───── Extracted information ─────

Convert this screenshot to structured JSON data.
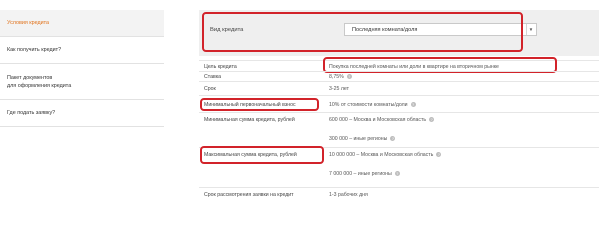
{
  "sidebar": {
    "items": [
      {
        "label": "Условия кредита",
        "active": true
      },
      {
        "label": "Как получить кредит?"
      },
      {
        "label_line1": "Пакет документов",
        "label_line2": "для оформления кредита"
      },
      {
        "label": "Где подать заявку?"
      }
    ]
  },
  "loan_type": {
    "label": "Вид кредита",
    "selected": "Последняя комната/доля"
  },
  "rows": {
    "purpose": {
      "label": "Цель кредита",
      "value": "Покупка последней комнаты или доли в квартире на вторичном рынке"
    },
    "rate": {
      "label": "Ставка",
      "value": "8,75%"
    },
    "term": {
      "label": "Срок",
      "value": "3-25 лет"
    },
    "down_payment": {
      "label": "Минимальный первоначальный взнос",
      "value": "10% от стоимости комнаты/доли"
    },
    "min_amount": {
      "label": "Минимальная сумма кредита, рублей",
      "value_1": "600 000 – Москва и Московская область",
      "value_2": "300 000 – иные регионы"
    },
    "max_amount": {
      "label": "Максимальная сумма кредита, рублей",
      "value_1": "10 000 000 – Москва и Московская область",
      "value_2": "7 000 000 – иные регионы"
    },
    "review": {
      "label": "Срок рассмотрения заявки на кредит",
      "value": "1-3 рабочих дня"
    }
  },
  "colors": {
    "accent": "#e1731c",
    "highlight_box": "#d2232a"
  }
}
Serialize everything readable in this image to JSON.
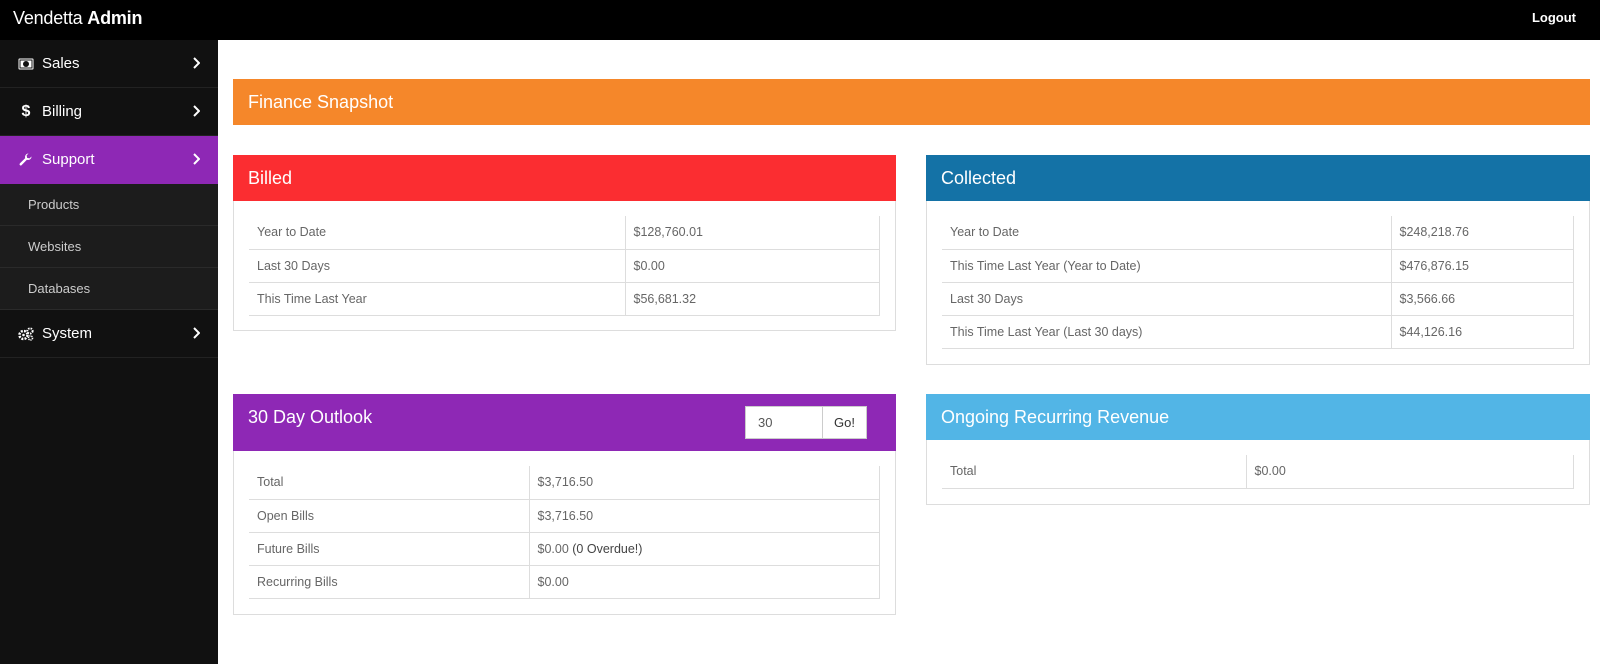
{
  "app": {
    "brand_light": "Vendetta",
    "brand_bold": "Admin",
    "logout_label": "Logout"
  },
  "sidebar": {
    "items": [
      {
        "label": "Sales",
        "icon": "money-icon"
      },
      {
        "label": "Billing",
        "icon": "dollar-icon"
      },
      {
        "label": "Support",
        "icon": "wrench-icon",
        "active": true,
        "children": [
          "Products",
          "Websites",
          "Databases"
        ]
      },
      {
        "label": "System",
        "icon": "gears-icon"
      }
    ]
  },
  "main": {
    "banner": {
      "title": "Finance Snapshot",
      "color": "#f5872a"
    },
    "billed": {
      "title": "Billed",
      "color": "#fb2d31",
      "rows": [
        [
          "Year to Date",
          "$128,760.01"
        ],
        [
          "Last 30 Days",
          "$0.00"
        ],
        [
          "This Time Last Year",
          "$56,681.32"
        ]
      ]
    },
    "collected": {
      "title": "Collected",
      "color": "#1472a6",
      "rows": [
        [
          "Year to Date",
          "$248,218.76"
        ],
        [
          "This Time Last Year (Year to Date)",
          "$476,876.15"
        ],
        [
          "Last 30 Days",
          "$3,566.66"
        ],
        [
          "This Time Last Year (Last 30 days)",
          "$44,126.16"
        ]
      ]
    },
    "outlook": {
      "title": "30 Day Outlook",
      "color": "#8e28b5",
      "days_value": "30",
      "go_label": "Go!",
      "rows": [
        [
          "Total",
          "$3,716.50",
          ""
        ],
        [
          "Open Bills",
          "$3,716.50",
          ""
        ],
        [
          "Future Bills",
          "$0.00",
          "(0 Overdue!)"
        ],
        [
          "Recurring Bills",
          "$0.00",
          ""
        ]
      ]
    },
    "recurring": {
      "title": "Ongoing Recurring Revenue",
      "color": "#52b5e6",
      "rows": [
        [
          "Total",
          "$0.00"
        ]
      ]
    }
  }
}
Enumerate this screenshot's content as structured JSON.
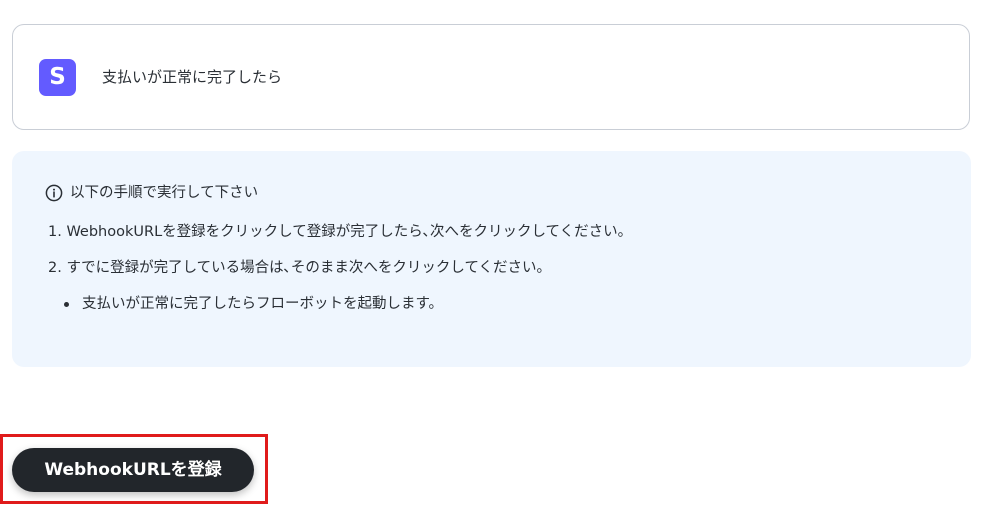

─────

◆ Written task
Copy every line of the data exactly as written, excluding the pictures.

◆ Reply to the task
Convert this screenshot to structured JSON data.
{
  "sidebar": {
    "items": [
      {
        "label": "Условия кредита",
        "active": true
      },
      {
        "label": "Как получить кредит?"
      },
      {
        "label_line1": "Пакет документов",
        "label_line2": "для оформления кредита"
      },
      {
        "label": "Где подать заявку?"
      }
    ]
  },
  "loan_type": {
    "label": "Вид кредита",
    "selected": "Последняя комната/доля"
  },
  "rows": {
    "purpose": {
      "label": "Цель кредита",
      "value": "Покупка последней комнаты или доли в квартире на вторичном рынке"
    },
    "rate": {
      "label": "Ставка",
      "value": "8,75%"
    },
    "term": {
      "label": "Срок",
      "value": "3-25 лет"
    },
    "down_payment": {
      "label": "Минимальный первоначальный взнос",
      "value": "10% от стоимости комнаты/доли"
    },
    "min_amount": {
      "label": "Минимальная сумма кредита, рублей",
      "value_1": "600 000 – Москва и Московская область",
      "value_2": "300 000 – иные регионы"
    },
    "max_amount": {
      "label": "Максимальная сумма кредита, рублей",
      "value_1": "10 000 000 – Москва и Московская область",
      "value_2": "7 000 000 – иные регионы"
    },
    "review": {
      "label": "Срок рассмотрения заявки на кредит",
      "value": "1-3 рабочих дня"
    }
  },
  "colors": {
    "accent": "#e1731c",
    "highlight_box": "#d2232a"
  }
}
Serialize everything readable in this image to JSON.
{
  "app": {
    "brand_light": "Vendetta",
    "brand_bold": "Admin",
    "logout_label": "Logout"
  },
  "sidebar": {
    "items": [
      {
        "label": "Sales",
        "icon": "money-icon"
      },
      {
        "label": "Billing",
        "icon": "dollar-icon"
      },
      {
        "label": "Support",
        "icon": "wrench-icon",
        "active": true,
        "children": [
          "Products",
          "Websites",
          "Databases"
        ]
      },
      {
        "label": "System",
        "icon": "gears-icon"
      }
    ]
  },
  "main": {
    "banner": {
      "title": "Finance Snapshot",
      "color": "#f5872a"
    },
    "billed": {
      "title": "Billed",
      "color": "#fb2d31",
      "rows": [
        [
          "Year to Date",
          "$128,760.01"
        ],
        [
          "Last 30 Days",
          "$0.00"
        ],
        [
          "This Time Last Year",
          "$56,681.32"
        ]
      ]
    },
    "collected": {
      "title": "Collected",
      "color": "#1472a6",
      "rows": [
        [
          "Year to Date",
          "$248,218.76"
        ],
        [
          "This Time Last Year (Year to Date)",
          "$476,876.15"
        ],
        [
          "Last 30 Days",
          "$3,566.66"
        ],
        [
          "This Time Last Year (Last 30 days)",
          "$44,126.16"
        ]
      ]
    },
    "outlook": {
      "title": "30 Day Outlook",
      "color": "#8e28b5",
      "days_value": "30",
      "go_label": "Go!",
      "rows": [
        [
          "Total",
          "$3,716.50",
          ""
        ],
        [
          "Open Bills",
          "$3,716.50",
          ""
        ],
        [
          "Future Bills",
          "$0.00",
          "(0 Overdue!)"
        ],
        [
          "Recurring Bills",
          "$0.00",
          ""
        ]
      ]
    },
    "recurring": {
      "title": "Ongoing Recurring Revenue",
      "color": "#52b5e6",
      "rows": [
        [
          "Total",
          "$0.00"
        ]
      ]
    }
  }
}
Enumerate this screenshot's content as structured JSON.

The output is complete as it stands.